***** Source material

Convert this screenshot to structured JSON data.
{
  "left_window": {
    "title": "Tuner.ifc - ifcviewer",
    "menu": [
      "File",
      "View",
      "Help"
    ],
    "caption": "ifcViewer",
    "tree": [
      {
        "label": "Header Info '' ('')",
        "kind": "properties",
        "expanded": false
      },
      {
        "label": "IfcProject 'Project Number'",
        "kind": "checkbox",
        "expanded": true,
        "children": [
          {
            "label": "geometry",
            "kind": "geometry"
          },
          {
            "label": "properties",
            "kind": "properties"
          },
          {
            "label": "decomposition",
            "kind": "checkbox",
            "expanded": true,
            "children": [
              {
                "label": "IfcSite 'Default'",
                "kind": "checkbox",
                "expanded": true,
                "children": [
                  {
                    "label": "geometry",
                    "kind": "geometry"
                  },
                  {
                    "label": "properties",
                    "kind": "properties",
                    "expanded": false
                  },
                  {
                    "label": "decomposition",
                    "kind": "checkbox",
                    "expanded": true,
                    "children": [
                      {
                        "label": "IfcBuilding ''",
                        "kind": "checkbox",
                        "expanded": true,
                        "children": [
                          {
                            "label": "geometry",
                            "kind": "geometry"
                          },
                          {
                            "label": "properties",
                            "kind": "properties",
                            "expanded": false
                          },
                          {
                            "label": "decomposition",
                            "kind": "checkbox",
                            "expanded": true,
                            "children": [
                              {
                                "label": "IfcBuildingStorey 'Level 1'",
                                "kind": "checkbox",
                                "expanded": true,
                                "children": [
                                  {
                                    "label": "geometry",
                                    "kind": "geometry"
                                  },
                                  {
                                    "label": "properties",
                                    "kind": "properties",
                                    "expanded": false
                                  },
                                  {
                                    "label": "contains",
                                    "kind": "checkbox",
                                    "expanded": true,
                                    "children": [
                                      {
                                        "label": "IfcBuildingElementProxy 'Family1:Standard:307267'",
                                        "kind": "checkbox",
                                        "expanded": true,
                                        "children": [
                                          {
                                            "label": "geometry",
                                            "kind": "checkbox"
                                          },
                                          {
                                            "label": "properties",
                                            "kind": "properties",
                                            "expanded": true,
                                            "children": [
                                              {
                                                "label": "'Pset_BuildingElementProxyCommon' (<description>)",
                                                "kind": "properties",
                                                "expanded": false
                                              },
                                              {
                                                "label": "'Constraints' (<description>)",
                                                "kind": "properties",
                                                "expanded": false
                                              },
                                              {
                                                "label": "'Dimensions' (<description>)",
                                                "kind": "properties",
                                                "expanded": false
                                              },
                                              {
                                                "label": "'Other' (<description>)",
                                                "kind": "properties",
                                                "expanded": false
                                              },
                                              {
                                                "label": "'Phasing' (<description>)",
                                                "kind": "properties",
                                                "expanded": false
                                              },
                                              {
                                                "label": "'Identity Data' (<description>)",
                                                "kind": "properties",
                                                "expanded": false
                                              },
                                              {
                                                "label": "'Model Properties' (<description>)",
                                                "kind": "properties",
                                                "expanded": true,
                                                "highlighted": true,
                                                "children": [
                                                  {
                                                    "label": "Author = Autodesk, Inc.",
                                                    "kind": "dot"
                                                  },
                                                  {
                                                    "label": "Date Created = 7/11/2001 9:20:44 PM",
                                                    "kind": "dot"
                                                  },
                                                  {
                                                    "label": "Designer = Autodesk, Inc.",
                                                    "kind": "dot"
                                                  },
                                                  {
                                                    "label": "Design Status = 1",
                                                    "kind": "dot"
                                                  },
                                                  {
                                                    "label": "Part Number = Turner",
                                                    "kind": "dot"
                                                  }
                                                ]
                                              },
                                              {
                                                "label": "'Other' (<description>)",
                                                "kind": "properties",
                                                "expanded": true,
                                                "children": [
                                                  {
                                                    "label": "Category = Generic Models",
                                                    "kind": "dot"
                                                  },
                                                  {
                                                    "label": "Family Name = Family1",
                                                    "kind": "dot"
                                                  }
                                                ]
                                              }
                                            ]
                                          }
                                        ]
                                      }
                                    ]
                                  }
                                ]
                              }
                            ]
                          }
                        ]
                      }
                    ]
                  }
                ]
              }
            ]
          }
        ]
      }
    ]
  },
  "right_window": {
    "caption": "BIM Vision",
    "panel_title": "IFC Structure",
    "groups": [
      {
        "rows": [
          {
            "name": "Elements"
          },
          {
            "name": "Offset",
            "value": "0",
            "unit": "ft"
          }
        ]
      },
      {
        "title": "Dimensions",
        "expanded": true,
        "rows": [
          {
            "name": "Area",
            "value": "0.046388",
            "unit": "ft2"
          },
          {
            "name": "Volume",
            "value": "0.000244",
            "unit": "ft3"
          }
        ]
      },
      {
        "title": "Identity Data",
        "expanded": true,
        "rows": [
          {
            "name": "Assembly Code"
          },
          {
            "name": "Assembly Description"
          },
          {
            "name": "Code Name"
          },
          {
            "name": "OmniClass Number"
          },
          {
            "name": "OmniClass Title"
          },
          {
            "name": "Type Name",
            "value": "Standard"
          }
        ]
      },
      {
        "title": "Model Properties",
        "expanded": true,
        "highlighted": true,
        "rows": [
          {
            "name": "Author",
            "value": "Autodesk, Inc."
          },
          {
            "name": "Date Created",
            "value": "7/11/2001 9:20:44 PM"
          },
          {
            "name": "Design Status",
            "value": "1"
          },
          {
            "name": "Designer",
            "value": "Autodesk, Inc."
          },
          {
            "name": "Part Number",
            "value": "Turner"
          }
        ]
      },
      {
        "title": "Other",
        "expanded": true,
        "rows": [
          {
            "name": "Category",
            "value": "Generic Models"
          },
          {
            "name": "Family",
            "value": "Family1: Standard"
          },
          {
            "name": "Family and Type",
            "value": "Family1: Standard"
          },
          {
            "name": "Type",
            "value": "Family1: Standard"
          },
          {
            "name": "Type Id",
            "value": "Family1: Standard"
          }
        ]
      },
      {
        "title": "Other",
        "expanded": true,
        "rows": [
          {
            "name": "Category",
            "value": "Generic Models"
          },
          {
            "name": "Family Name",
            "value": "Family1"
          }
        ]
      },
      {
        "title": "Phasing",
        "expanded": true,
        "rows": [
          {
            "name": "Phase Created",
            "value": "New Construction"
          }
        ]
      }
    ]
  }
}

**********
***** Source material

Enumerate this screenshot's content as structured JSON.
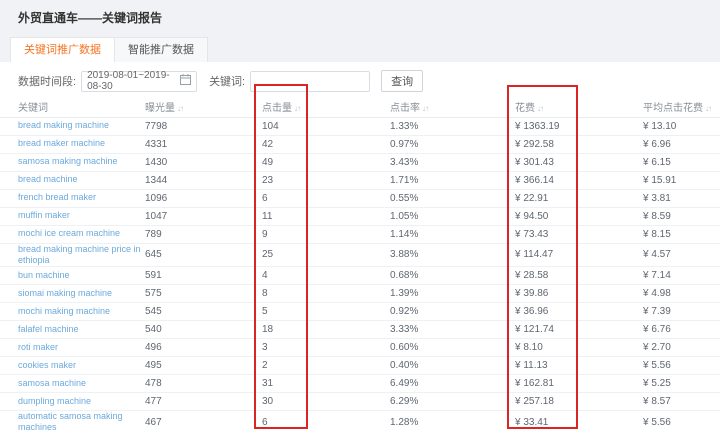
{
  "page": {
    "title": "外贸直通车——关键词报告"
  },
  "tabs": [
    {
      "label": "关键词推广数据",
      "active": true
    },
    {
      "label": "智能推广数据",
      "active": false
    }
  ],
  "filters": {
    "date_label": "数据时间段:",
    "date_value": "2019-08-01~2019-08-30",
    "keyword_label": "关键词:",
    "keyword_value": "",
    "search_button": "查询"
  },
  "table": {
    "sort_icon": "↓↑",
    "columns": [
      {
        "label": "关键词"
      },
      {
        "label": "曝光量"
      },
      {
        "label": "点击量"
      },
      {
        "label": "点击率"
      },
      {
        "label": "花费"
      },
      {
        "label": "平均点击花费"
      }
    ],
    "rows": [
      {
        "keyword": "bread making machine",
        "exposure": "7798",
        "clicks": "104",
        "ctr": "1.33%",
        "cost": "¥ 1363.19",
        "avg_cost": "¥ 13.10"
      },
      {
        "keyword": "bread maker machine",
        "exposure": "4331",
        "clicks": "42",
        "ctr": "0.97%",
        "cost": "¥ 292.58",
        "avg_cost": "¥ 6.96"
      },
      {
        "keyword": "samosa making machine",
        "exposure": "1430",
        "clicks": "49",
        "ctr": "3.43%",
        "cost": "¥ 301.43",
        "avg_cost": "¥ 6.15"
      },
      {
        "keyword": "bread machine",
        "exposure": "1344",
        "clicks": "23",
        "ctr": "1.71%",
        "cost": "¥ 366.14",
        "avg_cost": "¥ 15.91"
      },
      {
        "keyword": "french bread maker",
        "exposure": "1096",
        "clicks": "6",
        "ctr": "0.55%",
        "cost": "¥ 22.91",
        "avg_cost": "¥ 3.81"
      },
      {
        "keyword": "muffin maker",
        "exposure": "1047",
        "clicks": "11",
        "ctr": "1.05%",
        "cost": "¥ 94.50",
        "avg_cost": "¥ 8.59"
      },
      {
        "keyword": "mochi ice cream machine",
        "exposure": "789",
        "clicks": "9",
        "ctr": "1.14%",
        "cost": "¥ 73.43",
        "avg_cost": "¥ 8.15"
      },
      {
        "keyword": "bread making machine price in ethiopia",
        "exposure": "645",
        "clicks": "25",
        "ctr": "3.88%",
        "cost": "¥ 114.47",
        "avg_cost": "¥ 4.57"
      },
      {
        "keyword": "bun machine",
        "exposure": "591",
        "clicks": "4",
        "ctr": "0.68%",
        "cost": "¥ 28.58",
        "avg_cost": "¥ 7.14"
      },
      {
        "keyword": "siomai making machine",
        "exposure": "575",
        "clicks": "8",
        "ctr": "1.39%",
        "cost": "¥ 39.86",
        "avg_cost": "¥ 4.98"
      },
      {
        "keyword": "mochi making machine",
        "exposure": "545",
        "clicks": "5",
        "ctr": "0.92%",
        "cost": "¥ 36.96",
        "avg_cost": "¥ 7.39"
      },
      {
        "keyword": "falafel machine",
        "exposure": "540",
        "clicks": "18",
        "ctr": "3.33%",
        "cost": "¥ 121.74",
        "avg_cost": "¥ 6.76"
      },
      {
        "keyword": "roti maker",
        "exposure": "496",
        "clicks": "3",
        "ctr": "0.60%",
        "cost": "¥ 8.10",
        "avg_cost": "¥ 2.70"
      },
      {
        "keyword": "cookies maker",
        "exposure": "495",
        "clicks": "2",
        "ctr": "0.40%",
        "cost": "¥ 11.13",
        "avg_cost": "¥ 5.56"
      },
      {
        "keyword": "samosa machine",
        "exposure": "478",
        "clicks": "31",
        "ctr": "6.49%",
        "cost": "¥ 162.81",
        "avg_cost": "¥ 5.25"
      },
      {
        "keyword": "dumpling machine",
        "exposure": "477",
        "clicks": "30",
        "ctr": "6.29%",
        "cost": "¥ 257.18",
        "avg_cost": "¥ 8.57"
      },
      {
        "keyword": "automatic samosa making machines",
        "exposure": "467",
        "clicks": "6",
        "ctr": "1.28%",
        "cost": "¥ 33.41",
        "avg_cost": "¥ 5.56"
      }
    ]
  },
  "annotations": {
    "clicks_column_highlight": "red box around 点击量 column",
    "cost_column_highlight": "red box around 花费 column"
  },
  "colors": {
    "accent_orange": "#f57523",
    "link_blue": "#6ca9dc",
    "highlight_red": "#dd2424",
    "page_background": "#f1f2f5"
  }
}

**********

▸ Your task
Working from the entries above, return all lines that contain "bread".

▸ Answer in full
        "keyword": "bread making machine",
        "keyword": "bread maker machine",
        "keyword": "bread machine",
        "keyword": "french bread maker",
        "keyword": "bread making machine price in ethiopia",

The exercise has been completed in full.